TASK DETAILS - Transcribe all the entries word for word, but omit the images.

Figure contents as structured data:
'''

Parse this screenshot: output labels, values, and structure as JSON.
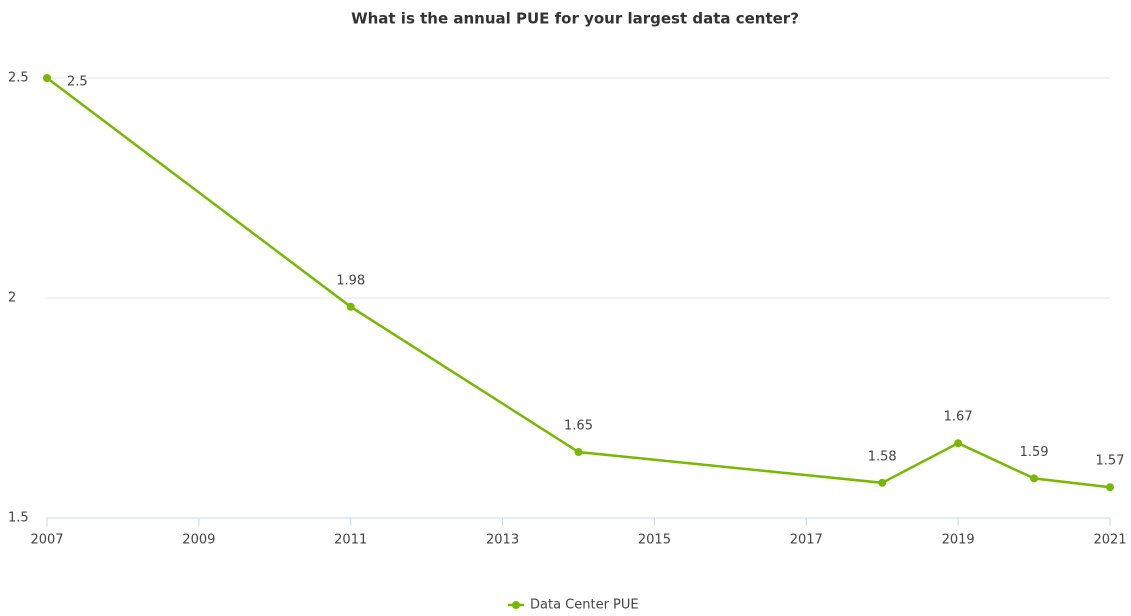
{
  "chart_data": {
    "type": "line",
    "title": "What is the annual PUE for your largest data center?",
    "x": [
      2007,
      2011,
      2014,
      2018,
      2019,
      2020,
      2021
    ],
    "series": [
      {
        "name": "Data Center PUE",
        "color": "#76b900",
        "values": [
          2.5,
          1.98,
          1.65,
          1.58,
          1.67,
          1.59,
          1.57
        ]
      }
    ],
    "xlim": [
      2007,
      2021
    ],
    "xticks": [
      2007,
      2009,
      2011,
      2013,
      2015,
      2017,
      2019,
      2021
    ],
    "ylim": [
      1.5,
      2.5
    ],
    "yticks": [
      1.5,
      2,
      2.5
    ],
    "grid": true,
    "legend": "bottom"
  }
}
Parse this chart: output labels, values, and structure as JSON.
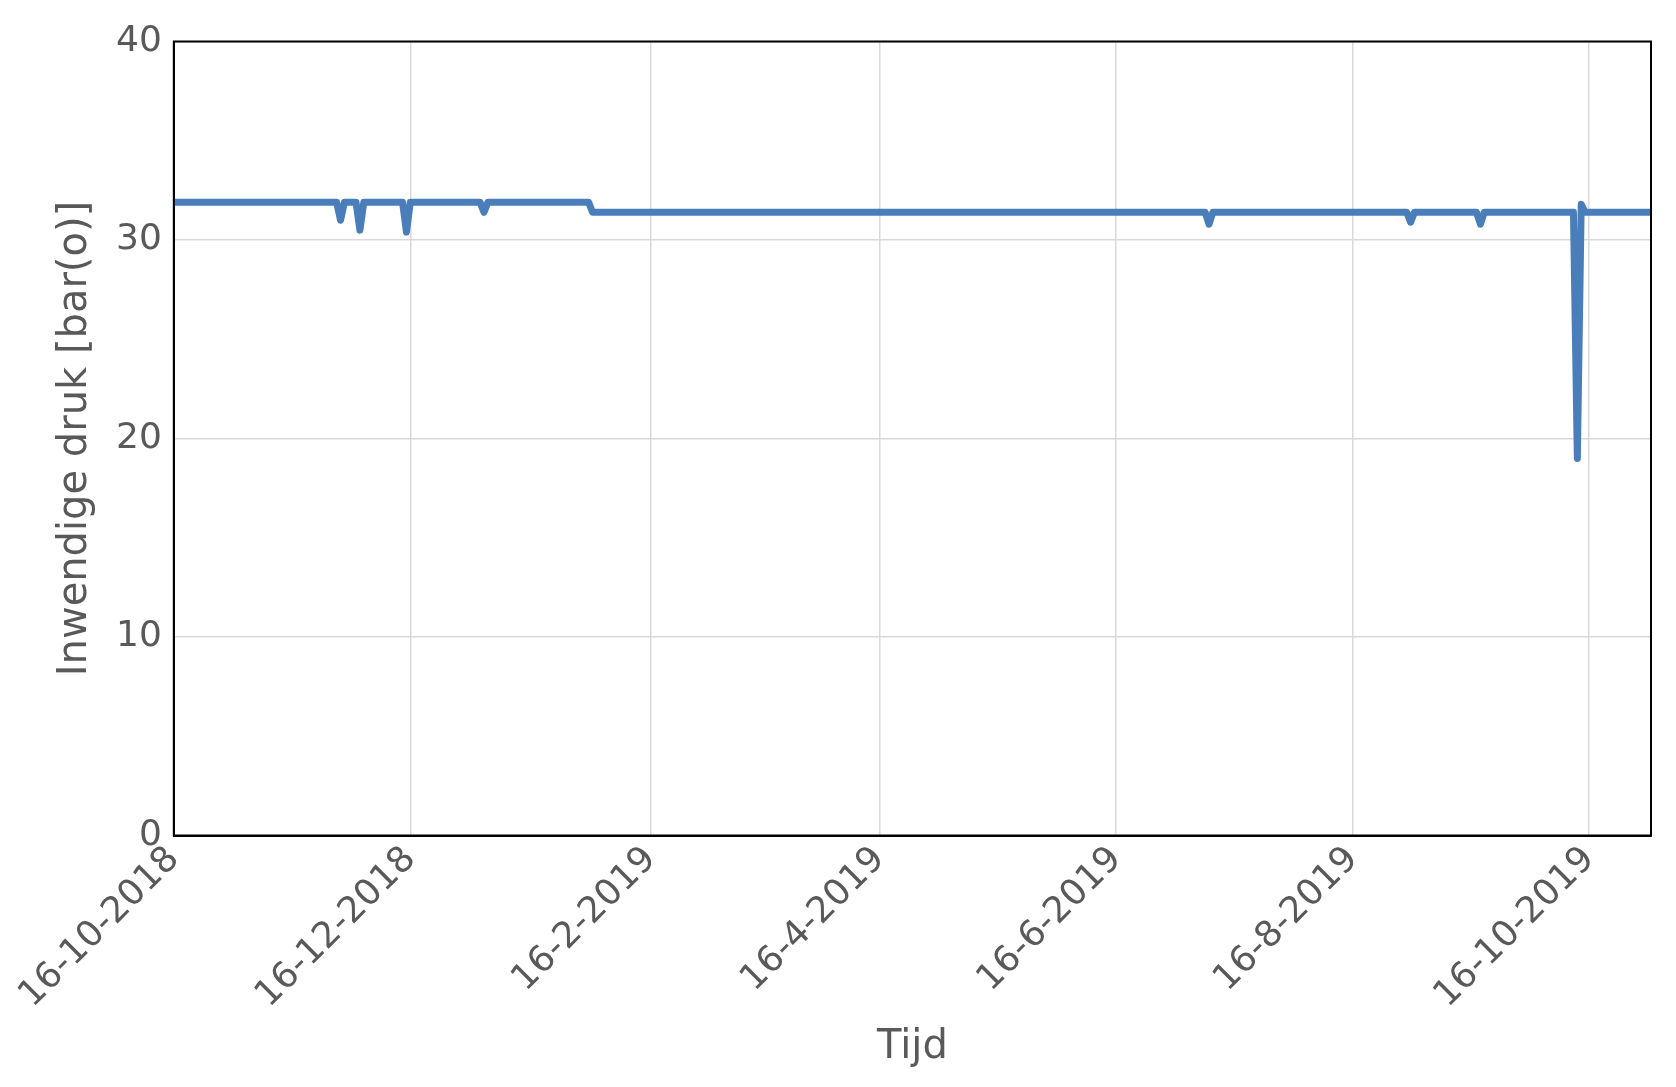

'''

TASK RESULT -
Parse this screenshot: output labels, values, and structure as JSON.
{
  "chart_data": {
    "type": "line",
    "title": "What is the annual PUE for your largest data center?",
    "x": [
      2007,
      2011,
      2014,
      2018,
      2019,
      2020,
      2021
    ],
    "series": [
      {
        "name": "Data Center PUE",
        "color": "#76b900",
        "values": [
          2.5,
          1.98,
          1.65,
          1.58,
          1.67,
          1.59,
          1.57
        ]
      }
    ],
    "xlim": [
      2007,
      2021
    ],
    "xticks": [
      2007,
      2009,
      2011,
      2013,
      2015,
      2017,
      2019,
      2021
    ],
    "ylim": [
      1.5,
      2.5
    ],
    "yticks": [
      1.5,
      2,
      2.5
    ],
    "grid": true,
    "legend": "bottom"
  }
}
Parse this chart: output labels, values, and structure as JSON.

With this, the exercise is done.